*What to work on*: Copy the records below exactly, omitting any pictures they contain.

*Records provided*:
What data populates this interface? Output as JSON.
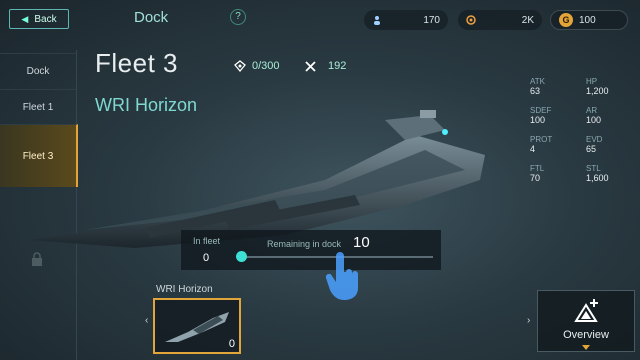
{
  "topbar": {
    "back_label": "Back",
    "title": "Dock",
    "help_label": "?",
    "resources": [
      {
        "icon": "crew-icon",
        "value": "170"
      },
      {
        "icon": "fuel-icon",
        "value": "2K"
      },
      {
        "icon": "g-coin-icon",
        "glyph": "G",
        "value": "100"
      }
    ]
  },
  "sidebar": {
    "items": [
      {
        "label": "Dock"
      },
      {
        "label": "Fleet 1"
      },
      {
        "label": "Fleet 3"
      }
    ],
    "active_index": 2,
    "lock_icon": "lock-icon"
  },
  "fleet": {
    "title": "Fleet 3",
    "ship_name": "WRI Horizon",
    "supply": "0/300",
    "kills": "192"
  },
  "stats": [
    {
      "label": "ATK",
      "value": "63"
    },
    {
      "label": "HP",
      "value": "1,200"
    },
    {
      "label": "SDEF",
      "value": "100"
    },
    {
      "label": "AR",
      "value": "100"
    },
    {
      "label": "PROT",
      "value": "4"
    },
    {
      "label": "EVD",
      "value": "65"
    },
    {
      "label": "FTL",
      "value": "70"
    },
    {
      "label": "STL",
      "value": "1,600"
    }
  ],
  "slider": {
    "in_fleet_label": "In fleet",
    "in_fleet_value": "0",
    "remaining_label": "Remaining in dock",
    "remaining_value": "10",
    "position": 0
  },
  "card": {
    "name": "WRI Horizon",
    "count": "0",
    "left_arrow": "‹",
    "right_arrow": "›"
  },
  "overview": {
    "label": "Overview"
  },
  "colors": {
    "accent": "#e2a53a",
    "teal": "#3ee0d4",
    "ship_name": "#7fd8d2"
  }
}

*Response to this exercise*:
What data populates this interface? Output as JSON.
{
  "topbar": {
    "back_label": "Back",
    "title": "Dock",
    "help_label": "?",
    "resources": [
      {
        "icon": "crew-icon",
        "value": "170"
      },
      {
        "icon": "fuel-icon",
        "value": "2K"
      },
      {
        "icon": "g-coin-icon",
        "glyph": "G",
        "value": "100"
      }
    ]
  },
  "sidebar": {
    "items": [
      {
        "label": "Dock"
      },
      {
        "label": "Fleet 1"
      },
      {
        "label": "Fleet 3"
      }
    ],
    "active_index": 2,
    "lock_icon": "lock-icon"
  },
  "fleet": {
    "title": "Fleet 3",
    "ship_name": "WRI Horizon",
    "supply": "0/300",
    "kills": "192"
  },
  "stats": [
    {
      "label": "ATK",
      "value": "63"
    },
    {
      "label": "HP",
      "value": "1,200"
    },
    {
      "label": "SDEF",
      "value": "100"
    },
    {
      "label": "AR",
      "value": "100"
    },
    {
      "label": "PROT",
      "value": "4"
    },
    {
      "label": "EVD",
      "value": "65"
    },
    {
      "label": "FTL",
      "value": "70"
    },
    {
      "label": "STL",
      "value": "1,600"
    }
  ],
  "slider": {
    "in_fleet_label": "In fleet",
    "in_fleet_value": "0",
    "remaining_label": "Remaining in dock",
    "remaining_value": "10",
    "position": 0
  },
  "card": {
    "name": "WRI Horizon",
    "count": "0",
    "left_arrow": "‹",
    "right_arrow": "›"
  },
  "overview": {
    "label": "Overview"
  },
  "colors": {
    "accent": "#e2a53a",
    "teal": "#3ee0d4",
    "ship_name": "#7fd8d2"
  }
}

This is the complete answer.